##### Extracted entries #####

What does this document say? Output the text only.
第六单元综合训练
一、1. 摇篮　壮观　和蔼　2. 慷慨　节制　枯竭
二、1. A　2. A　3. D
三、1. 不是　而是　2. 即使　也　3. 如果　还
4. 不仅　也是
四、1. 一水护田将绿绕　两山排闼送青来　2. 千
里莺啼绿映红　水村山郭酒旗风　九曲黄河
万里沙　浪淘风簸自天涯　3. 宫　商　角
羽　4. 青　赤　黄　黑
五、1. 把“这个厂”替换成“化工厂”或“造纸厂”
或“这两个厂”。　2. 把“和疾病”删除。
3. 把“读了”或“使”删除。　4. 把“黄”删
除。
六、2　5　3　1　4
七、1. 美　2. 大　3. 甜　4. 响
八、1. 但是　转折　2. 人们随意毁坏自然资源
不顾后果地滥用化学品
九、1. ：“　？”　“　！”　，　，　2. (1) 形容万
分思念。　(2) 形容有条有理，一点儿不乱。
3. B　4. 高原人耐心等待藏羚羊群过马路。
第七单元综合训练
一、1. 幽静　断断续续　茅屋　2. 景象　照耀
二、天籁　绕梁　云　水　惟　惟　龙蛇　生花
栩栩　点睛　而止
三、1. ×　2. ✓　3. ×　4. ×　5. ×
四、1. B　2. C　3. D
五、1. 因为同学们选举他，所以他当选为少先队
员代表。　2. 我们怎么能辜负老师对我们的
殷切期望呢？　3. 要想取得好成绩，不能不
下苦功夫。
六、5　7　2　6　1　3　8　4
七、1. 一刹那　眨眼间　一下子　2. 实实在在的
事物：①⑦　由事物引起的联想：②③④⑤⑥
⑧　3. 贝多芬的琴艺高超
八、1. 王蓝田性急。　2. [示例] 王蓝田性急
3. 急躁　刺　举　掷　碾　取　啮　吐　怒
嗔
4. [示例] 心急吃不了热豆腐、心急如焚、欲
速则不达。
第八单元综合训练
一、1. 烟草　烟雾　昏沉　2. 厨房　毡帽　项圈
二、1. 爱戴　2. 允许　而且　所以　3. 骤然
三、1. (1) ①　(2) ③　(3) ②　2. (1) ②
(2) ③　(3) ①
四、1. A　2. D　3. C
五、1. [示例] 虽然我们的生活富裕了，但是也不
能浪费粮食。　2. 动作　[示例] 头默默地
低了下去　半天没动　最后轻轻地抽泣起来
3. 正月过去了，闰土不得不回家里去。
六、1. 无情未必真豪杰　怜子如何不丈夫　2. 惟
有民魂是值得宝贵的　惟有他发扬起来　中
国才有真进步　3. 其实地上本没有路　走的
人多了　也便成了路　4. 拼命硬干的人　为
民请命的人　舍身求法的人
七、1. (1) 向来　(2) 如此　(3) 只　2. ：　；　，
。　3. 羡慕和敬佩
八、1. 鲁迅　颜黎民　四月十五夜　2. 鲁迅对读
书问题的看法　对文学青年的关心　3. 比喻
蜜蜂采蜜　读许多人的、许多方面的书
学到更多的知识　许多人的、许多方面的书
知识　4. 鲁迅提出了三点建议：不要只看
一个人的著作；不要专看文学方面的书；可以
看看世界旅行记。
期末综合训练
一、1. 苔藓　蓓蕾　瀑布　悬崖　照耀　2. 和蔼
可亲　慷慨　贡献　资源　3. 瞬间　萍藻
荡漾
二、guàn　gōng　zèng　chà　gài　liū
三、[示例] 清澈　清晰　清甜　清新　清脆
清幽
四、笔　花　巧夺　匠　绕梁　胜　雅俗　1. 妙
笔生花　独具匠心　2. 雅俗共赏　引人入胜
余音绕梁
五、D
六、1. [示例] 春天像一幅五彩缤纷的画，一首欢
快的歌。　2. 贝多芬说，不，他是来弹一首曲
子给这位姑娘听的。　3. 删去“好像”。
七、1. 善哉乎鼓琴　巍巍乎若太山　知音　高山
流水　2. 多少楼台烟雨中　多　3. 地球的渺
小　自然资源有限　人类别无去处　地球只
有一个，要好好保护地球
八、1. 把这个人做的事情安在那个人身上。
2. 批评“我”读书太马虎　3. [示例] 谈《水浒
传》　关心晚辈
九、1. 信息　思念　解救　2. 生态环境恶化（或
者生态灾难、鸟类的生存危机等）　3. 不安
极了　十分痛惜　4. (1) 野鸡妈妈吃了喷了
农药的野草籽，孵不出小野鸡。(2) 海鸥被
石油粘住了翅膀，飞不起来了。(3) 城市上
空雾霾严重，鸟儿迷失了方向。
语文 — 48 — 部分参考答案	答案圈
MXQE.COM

#####
##### Extracted entries #####

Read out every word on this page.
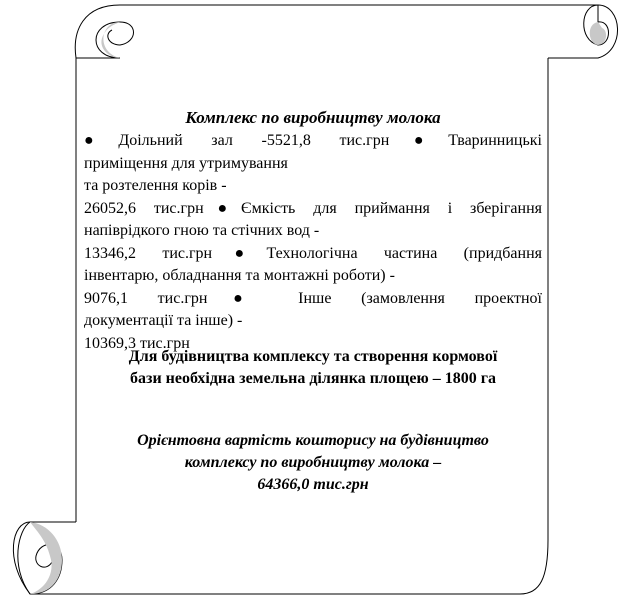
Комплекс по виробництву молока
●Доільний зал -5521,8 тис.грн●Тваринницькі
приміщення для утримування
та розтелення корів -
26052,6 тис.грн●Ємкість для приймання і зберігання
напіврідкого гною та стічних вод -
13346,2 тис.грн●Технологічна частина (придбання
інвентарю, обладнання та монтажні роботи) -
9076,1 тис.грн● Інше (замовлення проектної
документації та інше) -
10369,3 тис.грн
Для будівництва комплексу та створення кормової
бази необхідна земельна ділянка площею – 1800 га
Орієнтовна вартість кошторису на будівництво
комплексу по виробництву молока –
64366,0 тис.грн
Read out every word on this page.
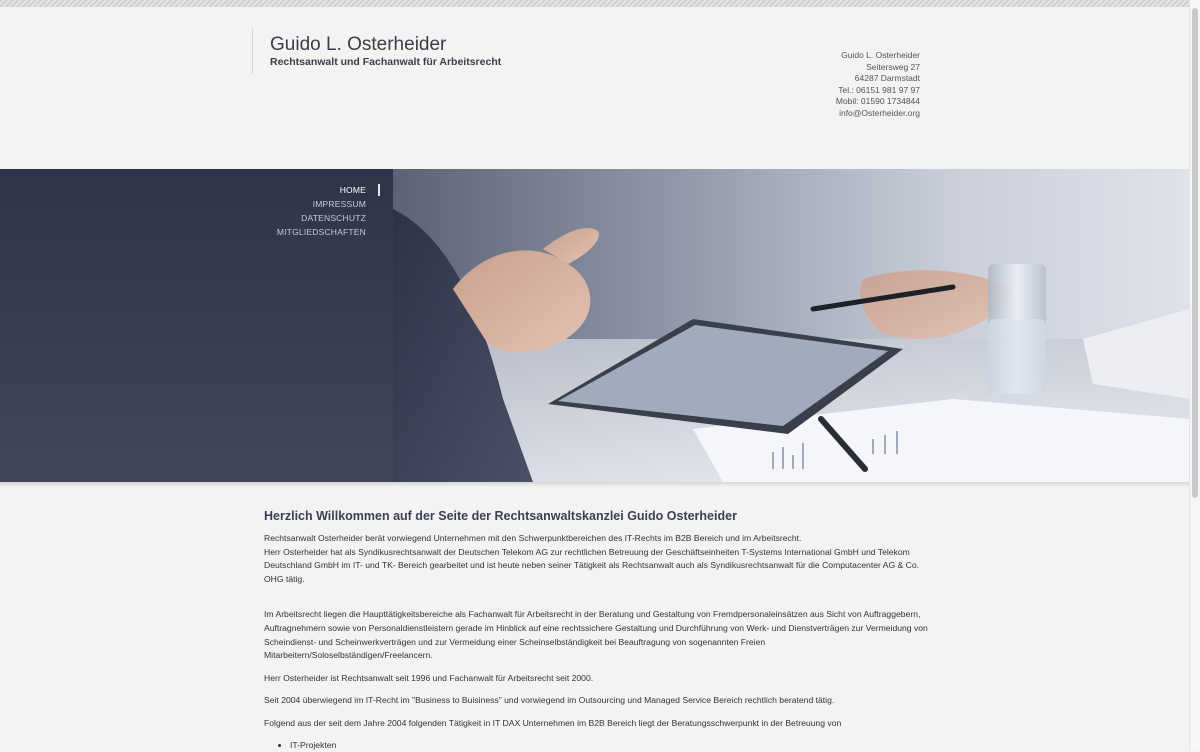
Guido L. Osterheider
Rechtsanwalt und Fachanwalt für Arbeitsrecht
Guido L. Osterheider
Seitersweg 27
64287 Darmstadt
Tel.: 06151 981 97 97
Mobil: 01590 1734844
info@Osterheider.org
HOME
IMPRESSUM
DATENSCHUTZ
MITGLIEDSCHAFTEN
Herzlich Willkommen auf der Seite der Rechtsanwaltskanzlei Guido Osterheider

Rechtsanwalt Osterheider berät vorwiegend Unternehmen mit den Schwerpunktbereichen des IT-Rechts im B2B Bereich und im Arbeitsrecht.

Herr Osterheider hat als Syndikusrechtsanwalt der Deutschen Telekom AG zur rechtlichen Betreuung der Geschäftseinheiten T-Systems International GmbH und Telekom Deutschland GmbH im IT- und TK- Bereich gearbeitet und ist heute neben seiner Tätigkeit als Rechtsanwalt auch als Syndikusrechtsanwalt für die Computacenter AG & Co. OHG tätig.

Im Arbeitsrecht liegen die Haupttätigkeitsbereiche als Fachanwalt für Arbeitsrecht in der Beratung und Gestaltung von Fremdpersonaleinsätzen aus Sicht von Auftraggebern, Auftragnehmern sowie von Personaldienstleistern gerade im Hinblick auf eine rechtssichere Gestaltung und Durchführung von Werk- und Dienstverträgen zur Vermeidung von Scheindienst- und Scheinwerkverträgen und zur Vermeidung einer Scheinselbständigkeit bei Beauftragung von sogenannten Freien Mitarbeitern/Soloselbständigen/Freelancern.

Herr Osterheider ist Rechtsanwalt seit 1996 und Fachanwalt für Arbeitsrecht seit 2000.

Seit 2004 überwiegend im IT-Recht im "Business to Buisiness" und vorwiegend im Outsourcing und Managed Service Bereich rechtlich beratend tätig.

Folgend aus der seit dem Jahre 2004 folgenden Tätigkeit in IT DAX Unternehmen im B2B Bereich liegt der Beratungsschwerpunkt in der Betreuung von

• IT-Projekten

#####

## Short task
Scan the material for lines with the word "Herr", and copy each line you find.

## Reply
Herr Osterheider hat als Syndikusrechtsanwalt der Deutschen Telekom AG zur rechtlichen Betreuung der Geschäftseinheiten T-Systems International GmbH und Telekom Deutschland GmbH im IT- und TK- Bereich gearbeitet und ist heute neben seiner Tätigkeit als Rechtsanwalt auch als Syndikusrechtsanwalt für die Computacenter AG & Co. OHG tätig.
Herr Osterheider ist Rechtsanwalt seit 1996 und Fachanwalt für Arbeitsrecht seit 2000.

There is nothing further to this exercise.